(Figure data in JSON)
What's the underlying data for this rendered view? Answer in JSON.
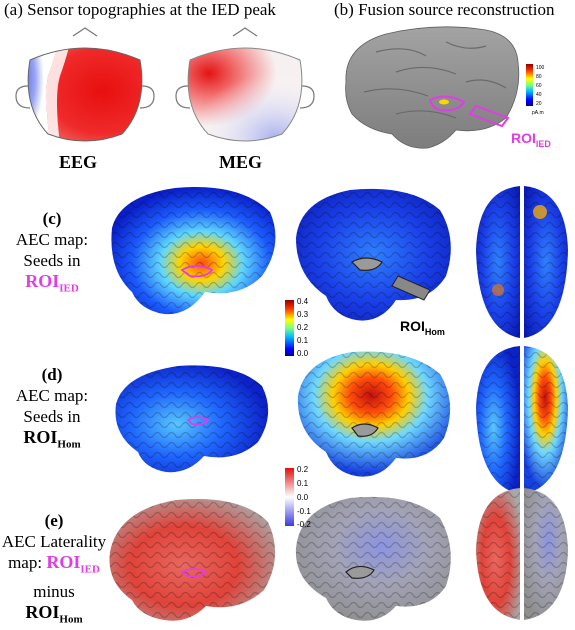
{
  "panel_a": {
    "title": "(a) Sensor topographies at the IED peak",
    "eeg_label": "EEG",
    "meg_label": "MEG"
  },
  "panel_b": {
    "title": "(b) Fusion source reconstruction",
    "roi_main": "ROI",
    "roi_sub": "IED",
    "colorbar_ticks": [
      "100",
      "80",
      "60",
      "40",
      "20"
    ],
    "colorbar_unit": "pA.m"
  },
  "panel_c": {
    "label_line1": "(c)",
    "label_line2": "AEC map:",
    "label_line3": "Seeds in",
    "roi_main": "ROI",
    "roi_sub": "IED",
    "hom_main": "ROI",
    "hom_sub": "Hom",
    "colorbar_ticks": [
      "0.4",
      "0.3",
      "0.2",
      "0.1",
      "0.0"
    ]
  },
  "panel_d": {
    "label_line1": "(d)",
    "label_line2": "AEC map:",
    "label_line3": "Seeds in",
    "roi_main": "ROI",
    "roi_sub": "Hom"
  },
  "panel_e": {
    "label_line1": "(e)",
    "label_line2": "AEC Laterality",
    "label_line3a": "map: ",
    "roi_ied_main": "ROI",
    "roi_ied_sub": "IED",
    "label_line4": "minus",
    "roi_hom_main": "ROI",
    "roi_hom_sub": "Hom",
    "colorbar_ticks": [
      "0.2",
      "0.1",
      "0.0",
      "-0.1",
      "-0.2"
    ]
  },
  "colors": {
    "accent_magenta": "#e33be6",
    "brain_gray": "#8c8c8c",
    "jet_high": "#b30000",
    "jet_low": "#00008f"
  }
}
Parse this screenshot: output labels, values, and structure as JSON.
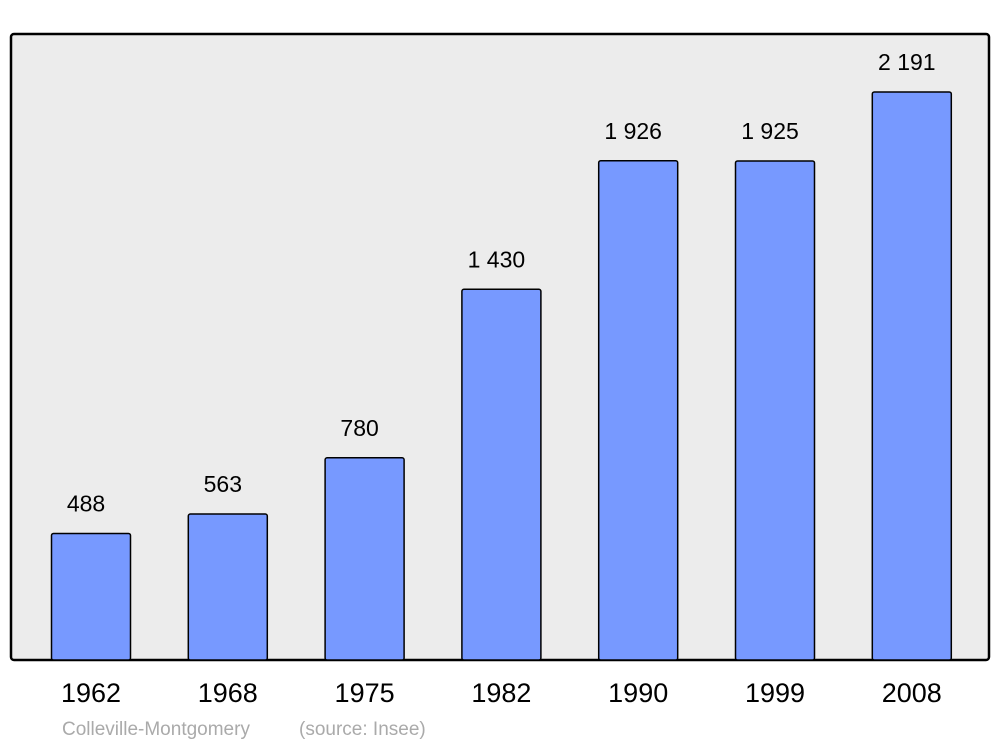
{
  "chart_data": {
    "type": "bar",
    "title": "Colleville-Montgomery",
    "source": "(source: Insee)",
    "categories": [
      "1962",
      "1968",
      "1975",
      "1982",
      "1990",
      "1999",
      "2008"
    ],
    "values": [
      488,
      563,
      780,
      1430,
      1926,
      1925,
      2191
    ],
    "value_labels": [
      "488",
      "563",
      "780",
      "1 430",
      "1 926",
      "1 925",
      "2 191"
    ],
    "color": "#7799ff"
  }
}
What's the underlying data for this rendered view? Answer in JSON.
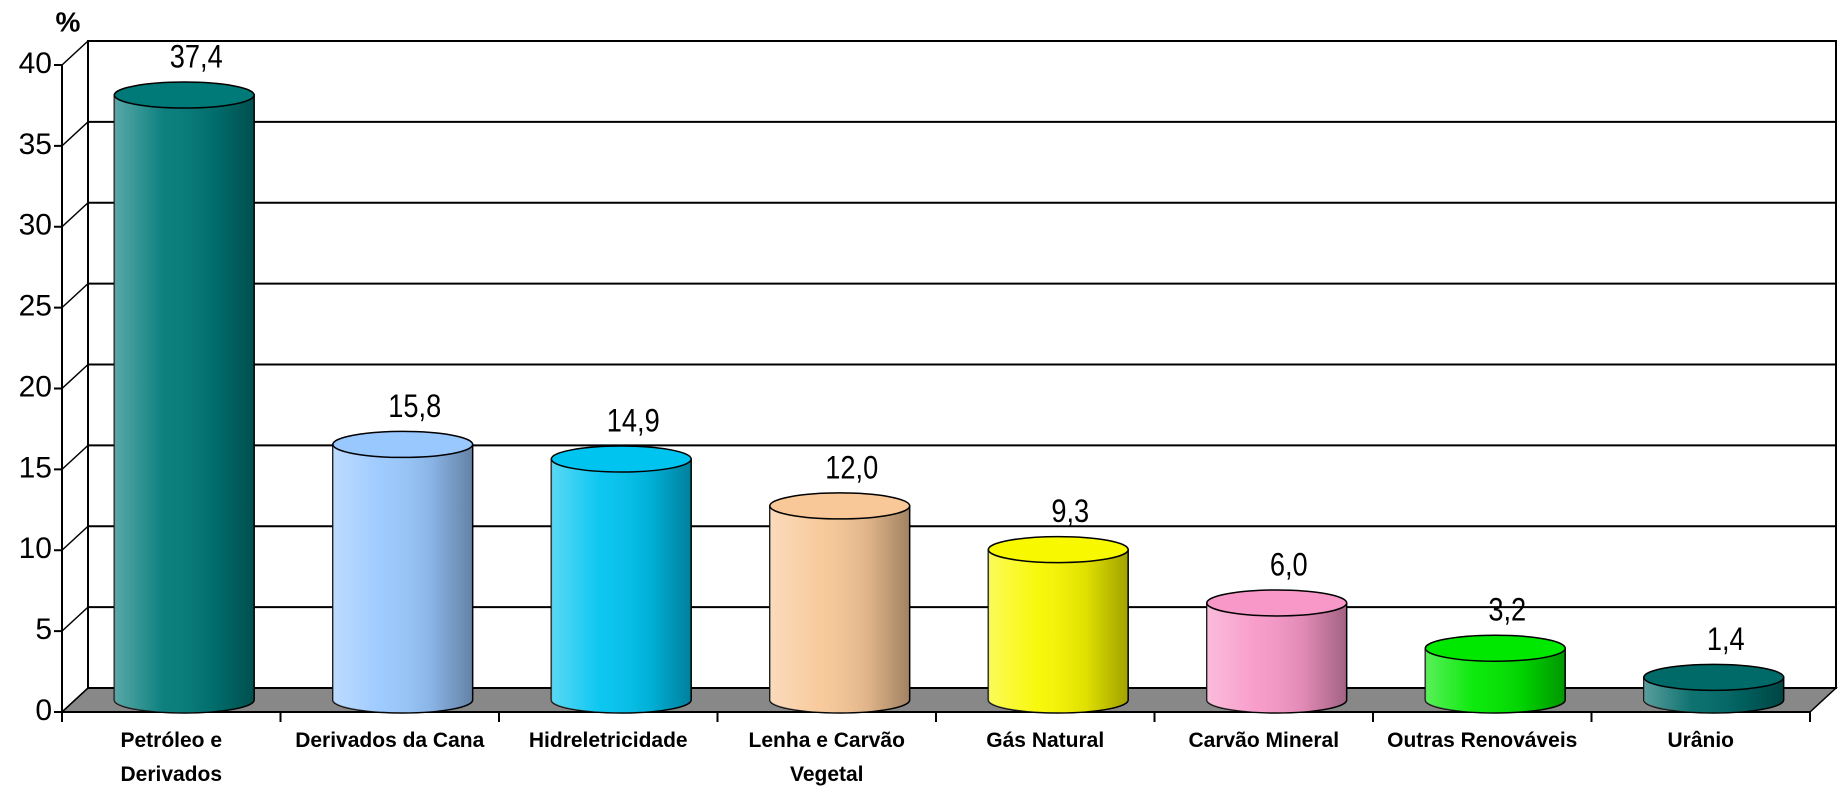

■ What is expected ■
Return all of the entries word for word, but omit the pictures.

■ Completed exercise ■
What's the underlying data for this rendered view? Answer in JSON.
{
  "panel_a": {
    "title": "(a) Sensor topographies at the IED peak",
    "eeg_label": "EEG",
    "meg_label": "MEG"
  },
  "panel_b": {
    "title": "(b) Fusion source reconstruction",
    "roi_main": "ROI",
    "roi_sub": "IED",
    "colorbar_ticks": [
      "100",
      "80",
      "60",
      "40",
      "20"
    ],
    "colorbar_unit": "pA.m"
  },
  "panel_c": {
    "label_line1": "(c)",
    "label_line2": "AEC map:",
    "label_line3": "Seeds in",
    "roi_main": "ROI",
    "roi_sub": "IED",
    "hom_main": "ROI",
    "hom_sub": "Hom",
    "colorbar_ticks": [
      "0.4",
      "0.3",
      "0.2",
      "0.1",
      "0.0"
    ]
  },
  "panel_d": {
    "label_line1": "(d)",
    "label_line2": "AEC map:",
    "label_line3": "Seeds in",
    "roi_main": "ROI",
    "roi_sub": "Hom"
  },
  "panel_e": {
    "label_line1": "(e)",
    "label_line2": "AEC Laterality",
    "label_line3a": "map: ",
    "roi_ied_main": "ROI",
    "roi_ied_sub": "IED",
    "label_line4": "minus",
    "roi_hom_main": "ROI",
    "roi_hom_sub": "Hom",
    "colorbar_ticks": [
      "0.2",
      "0.1",
      "0.0",
      "-0.1",
      "-0.2"
    ]
  },
  "colors": {
    "accent_magenta": "#e33be6",
    "brain_gray": "#8c8c8c",
    "jet_high": "#b30000",
    "jet_low": "#00008f"
  }
}
Parse this screenshot: output labels, values, and structure as JSON.
{
  "chart_data": {
    "type": "bar",
    "title": "Colleville-Montgomery",
    "source": "(source: Insee)",
    "categories": [
      "1962",
      "1968",
      "1975",
      "1982",
      "1990",
      "1999",
      "2008"
    ],
    "values": [
      488,
      563,
      780,
      1430,
      1926,
      1925,
      2191
    ],
    "value_labels": [
      "488",
      "563",
      "780",
      "1 430",
      "1 926",
      "1 925",
      "2 191"
    ],
    "color": "#7799ff"
  }
}
What's the underlying data for this rendered view? Answer in JSON.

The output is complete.